* What is needed
Repeat the whole of the data, keeping every detail the same.

(Stored data entries)
— Start —
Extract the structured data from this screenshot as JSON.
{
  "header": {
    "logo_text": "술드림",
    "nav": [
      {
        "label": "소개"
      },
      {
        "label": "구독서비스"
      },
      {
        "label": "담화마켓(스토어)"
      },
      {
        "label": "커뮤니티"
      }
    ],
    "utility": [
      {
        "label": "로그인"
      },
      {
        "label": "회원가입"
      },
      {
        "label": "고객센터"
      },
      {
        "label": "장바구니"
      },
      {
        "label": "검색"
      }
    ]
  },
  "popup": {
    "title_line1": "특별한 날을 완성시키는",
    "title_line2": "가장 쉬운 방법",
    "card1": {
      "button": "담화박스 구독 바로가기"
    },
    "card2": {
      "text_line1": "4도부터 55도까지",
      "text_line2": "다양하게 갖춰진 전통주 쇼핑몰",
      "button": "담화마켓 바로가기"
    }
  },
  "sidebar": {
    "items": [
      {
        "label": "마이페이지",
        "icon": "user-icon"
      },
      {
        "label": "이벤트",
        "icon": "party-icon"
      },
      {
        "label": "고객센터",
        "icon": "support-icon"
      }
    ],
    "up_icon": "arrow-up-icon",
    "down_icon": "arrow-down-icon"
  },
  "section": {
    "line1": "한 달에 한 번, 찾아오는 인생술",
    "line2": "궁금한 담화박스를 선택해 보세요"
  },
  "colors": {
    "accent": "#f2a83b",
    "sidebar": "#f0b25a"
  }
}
— End —
* Answer for this exercise
Extract the structured data from this screenshot as JSON.
{
  "header": {
    "logo_text": "술드림",
    "nav": [
      {
        "label": "소개"
      },
      {
        "label": "구독서비스"
      },
      {
        "label": "담화마켓(스토어)"
      },
      {
        "label": "커뮤니티"
      }
    ],
    "utility": [
      {
        "label": "로그인"
      },
      {
        "label": "회원가입"
      },
      {
        "label": "고객센터"
      },
      {
        "label": "장바구니"
      },
      {
        "label": "검색"
      }
    ]
  },
  "popup": {
    "title_line1": "특별한 날을 완성시키는",
    "title_line2": "가장 쉬운 방법",
    "card1": {
      "button": "담화박스 구독 바로가기"
    },
    "card2": {
      "text_line1": "4도부터 55도까지",
      "text_line2": "다양하게 갖춰진 전통주 쇼핑몰",
      "button": "담화마켓 바로가기"
    }
  },
  "sidebar": {
    "items": [
      {
        "label": "마이페이지",
        "icon": "user-icon"
      },
      {
        "label": "이벤트",
        "icon": "party-icon"
      },
      {
        "label": "고객센터",
        "icon": "support-icon"
      }
    ],
    "up_icon": "arrow-up-icon",
    "down_icon": "arrow-down-icon"
  },
  "section": {
    "line1": "한 달에 한 번, 찾아오는 인생술",
    "line2": "궁금한 담화박스를 선택해 보세요"
  },
  "colors": {
    "accent": "#f2a83b",
    "sidebar": "#f0b25a"
  }
}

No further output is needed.